▸ What you have to do
Copy all lines below exactly as written. Leave pictures out.

[start]

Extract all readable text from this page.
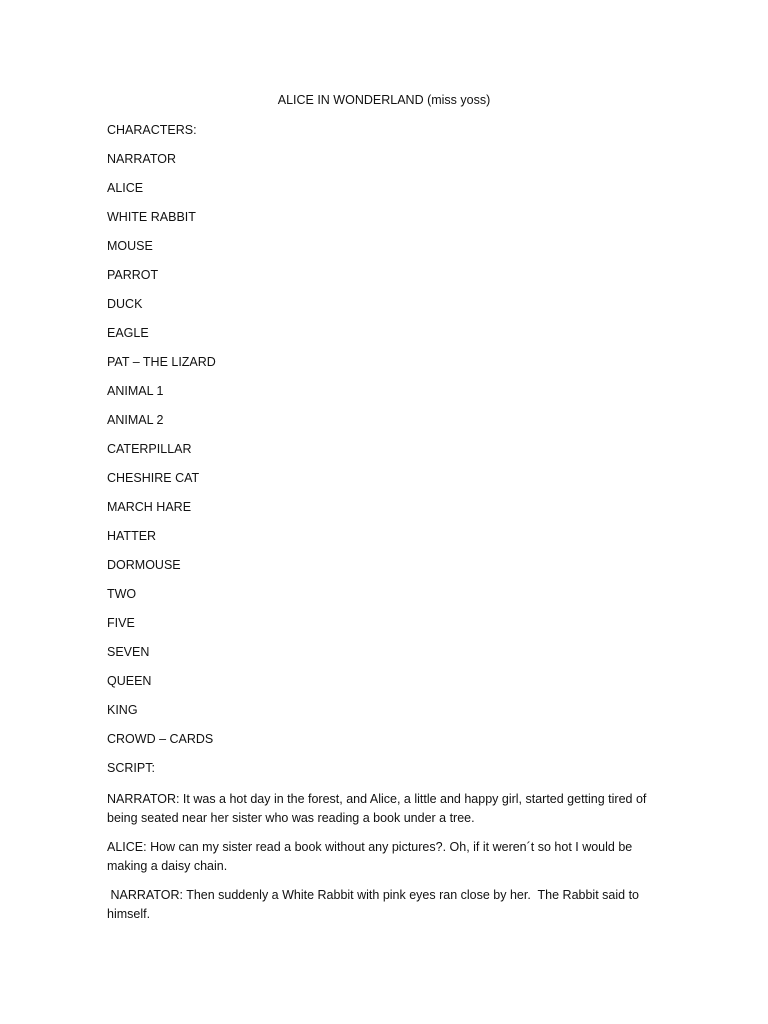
ALICE IN WONDERLAND (miss yoss)
CHARACTERS:
NARRATOR
ALICE
WHITE RABBIT
MOUSE
PARROT
DUCK
EAGLE
PAT – THE LIZARD
ANIMAL 1
ANIMAL 2
CATERPILLAR
CHESHIRE CAT
MARCH HARE
HATTER
DORMOUSE
TWO
FIVE
SEVEN
QUEEN
KING
CROWD – CARDS
SCRIPT:

NARRATOR: It was a hot day in the forest, and Alice, a little and happy girl, started getting tired of being seated near her sister who was reading a book under a tree.

ALICE: How can my sister read a book without any pictures?. Oh, if it weren´t so hot I would be making a daisy chain.

NARRATOR: Then suddenly a White Rabbit with pink eyes ran close by her.  The Rabbit said to himself.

[end]

▸ Written answer
Extract all readable text from this page.
ALICE IN WONDERLAND (miss yoss)
CHARACTERS:
NARRATOR
ALICE
WHITE RABBIT
MOUSE
PARROT
DUCK
EAGLE
PAT – THE LIZARD
ANIMAL 1
ANIMAL 2
CATERPILLAR
CHESHIRE CAT
MARCH HARE
HATTER
DORMOUSE
TWO
FIVE
SEVEN
QUEEN
KING
CROWD – CARDS
SCRIPT:

NARRATOR: It was a hot day in the forest, and Alice, a little and happy girl, started getting tired of being seated near her sister who was reading a book under a tree.

ALICE: How can my sister read a book without any pictures?. Oh, if it weren´t so hot I would be making a daisy chain.

NARRATOR: Then suddenly a White Rabbit with pink eyes ran close by her.  The Rabbit said to himself.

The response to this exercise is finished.